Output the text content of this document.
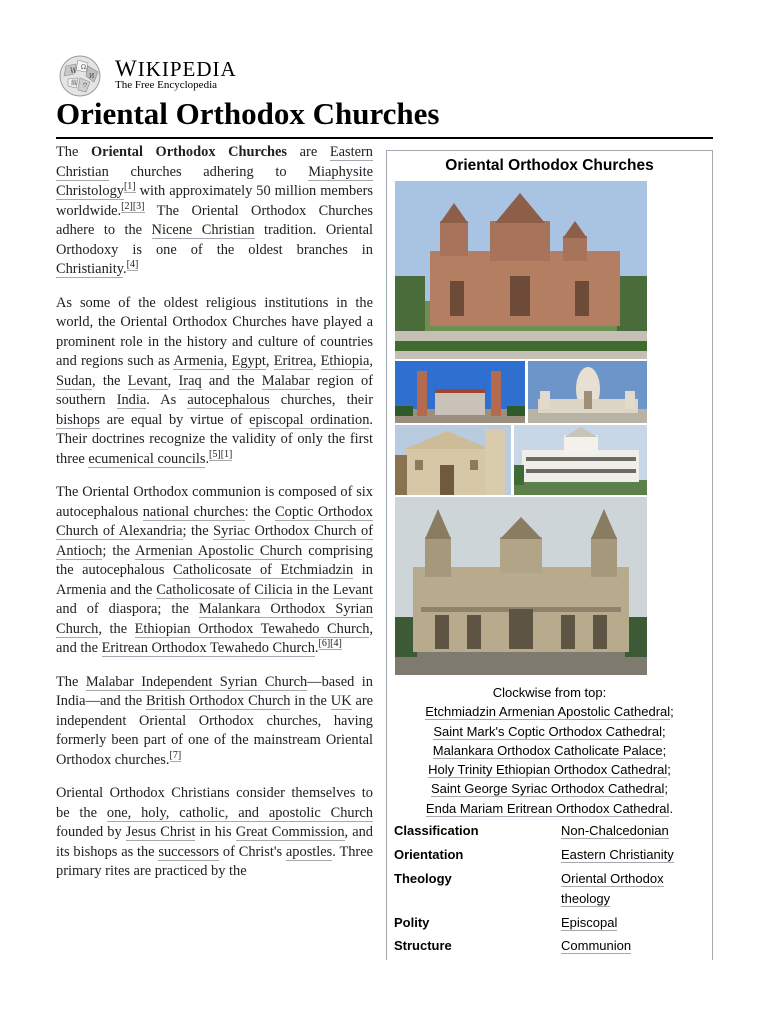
W Ω
И
維 ウ
WIKIPEDIA
The Free Encyclopedia
Oriental Orthodox Churches

The Oriental Orthodox Churches are Eastern Christian churches adhering to Miaphysite Christology[1] with approximately 50 million members worldwide.[2][3] The Oriental Orthodox Churches adhere to the Nicene Christian tradition. Oriental Orthodoxy is one of the oldest branches in Christianity.[4]

As some of the oldest religious institutions in the world, the Oriental Orthodox Churches have played a prominent role in the history and culture of countries and regions such as Armenia, Egypt, Eritrea, Ethiopia, Sudan, the Levant, Iraq and the Malabar region of southern India. As autocephalous churches, their bishops are equal by virtue of episcopal ordination. Their doctrines recognize the validity of only the first three ecumenical councils.[5][1]

The Oriental Orthodox communion is composed of six autocephalous national churches: the Coptic Orthodox Church of Alexandria; the Syriac Orthodox Church of Antioch; the Armenian Apostolic Church comprising the autocephalous Catholicosate of Etchmiadzin in Armenia and the Catholicosate of Cilicia in the Levant and of diaspora; the Malankara Orthodox Syrian Church, the Ethiopian Orthodox Tewahedo Church, and the Eritrean Orthodox Tewahedo Church.[6][4]

The Malabar Independent Syrian Church—based in India—and the British Orthodox Church in the UK are independent Oriental Orthodox churches, having formerly been part of one of the mainstream Oriental Orthodox churches.[7]

Oriental Orthodox Christians consider themselves to be the one, holy, catholic, and apostolic Church founded by Jesus Christ in his Great Commission, and its bishops as the successors of Christ's apostles. Three primary rites are practiced by the

Oriental Orthodox Churches
Clockwise from top:
Etchmiadzin Armenian Apostolic Cathedral;
Saint Mark's Coptic Orthodox Cathedral;
Malankara Orthodox Catholicate Palace;
Holy Trinity Ethiopian Orthodox Cathedral;
Saint George Syriac Orthodox Cathedral;
Enda Mariam Eritrean Orthodox Cathedral.
Classification	Non-Chalcedonian
Orientation	Eastern Christianity
Theology	Oriental Orthodox theology
Polity	Episcopal
Structure	Communion
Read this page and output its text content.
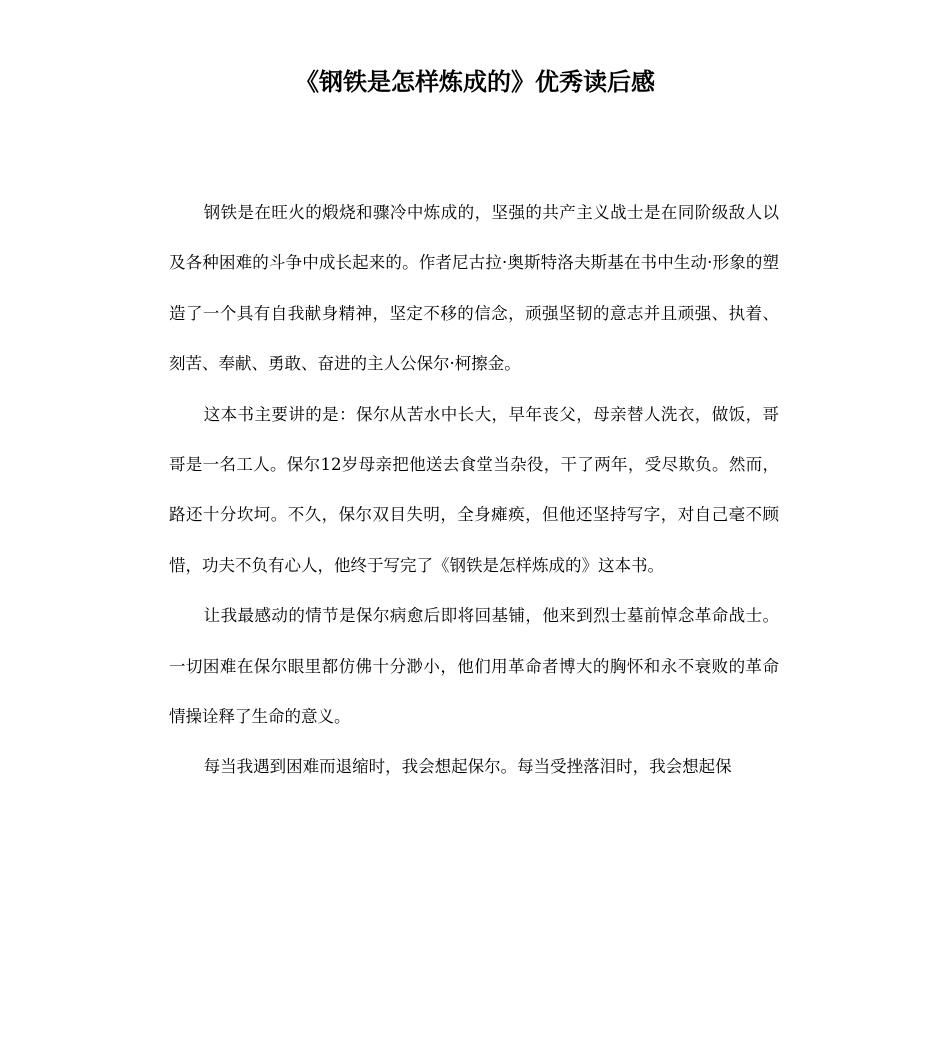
《钢铁是怎样炼成的》优秀读后感

钢铁是在旺火的煅烧和骤冷中炼成的，坚强的共产主义战士是在同阶级敌人以及各种困难的斗争中成长起来的。作者尼古拉·奥斯特洛夫斯基在书中生动·形象的塑造了一个具有自我献身精神，坚定不移的信念，顽强坚韧的意志并且顽强、执着、刻苦、奉献、勇敢、奋进的主人公保尔·柯擦金。

这本书主要讲的是：保尔从苦水中长大，早年丧父，母亲替人洗衣，做饭，哥哥是一名工人。保尔12岁母亲把他送去食堂当杂役，干了两年，受尽欺负。然而，路还十分坎坷。不久，保尔双目失明，全身瘫痪，但他还坚持写字，对自己毫不顾惜，功夫不负有心人，他终于写完了《钢铁是怎样炼成的》这本书。

让我最感动的情节是保尔病愈后即将回基铺，他来到烈士墓前悼念革命战士。一切困难在保尔眼里都仿佛十分渺小，他们用革命者博大的胸怀和永不衰败的革命情操诠释了生命的意义。

每当我遇到困难而退缩时，我会想起保尔。每当受挫落泪时，我会想起保
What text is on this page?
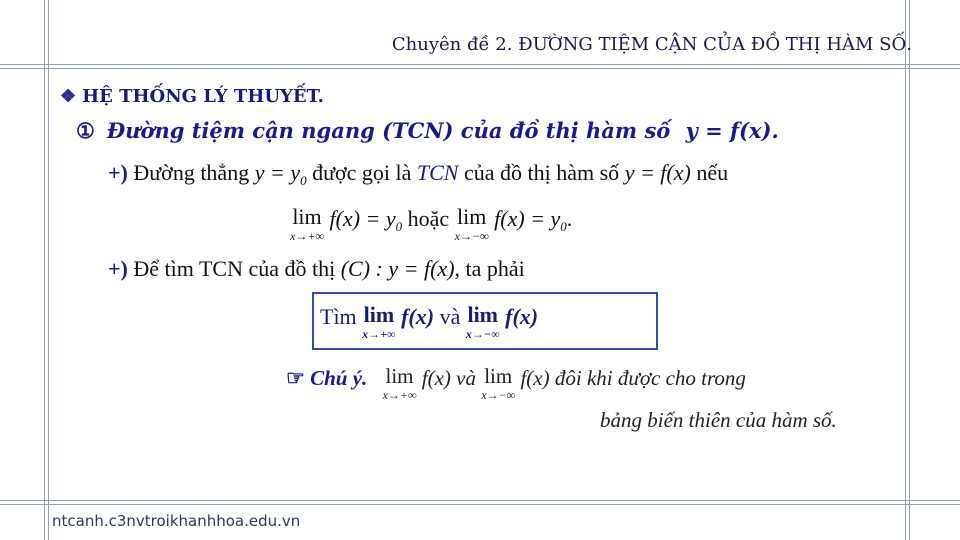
Chuyên đề 2. ĐƯỜNG TIỆM CẬN CỦA ĐỒ THỊ HÀM SỐ.
❖ HỆ THỐNG LÝ THUYẾT.
① Đường tiệm cận ngang (TCN) của đồ thị hàm số y = f(x).
+) Đường thẳng $y = y_0$ được gọi là TCN của đồ thị hàm số y = f(x) nếu
lim
x→+∞
$f(x) = y_0$ hoặc lim
x→−∞
$f(x) = y_0$.
+) Để tìm TCN của đồ thị (C) : y = f(x), ta phải
Tìm lim
x→+∞
f(x) và lim
x→−∞
f(x)
☞ Chú ý. lim
x→+∞
f(x) và lim
x→−∞
f(x) đôi khi được cho trong
bảng biến thiên của hàm số.
ntcanh.c3nvtroikhanhhoa.edu.vn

PROBLEM TO SOLVE - Pull out all lines from the entries above in which the word "钢铁是怎样炼成的" appears.

EXERCISE SOLUTION -
《钢铁是怎样炼成的》优秀读后感
这本书主要讲的是：保尔从苦水中长大，早年丧父，母亲替人洗衣，做饭，哥哥是一名工人。保尔12岁母亲把他送去食堂当杂役，干了两年，受尽欺负。然而，路还十分坎坷。不久，保尔双目失明，全身瘫痪，但他还坚持写字，对自己毫不顾惜，功夫不负有心人，他终于写完了《钢铁是怎样炼成的》这本书。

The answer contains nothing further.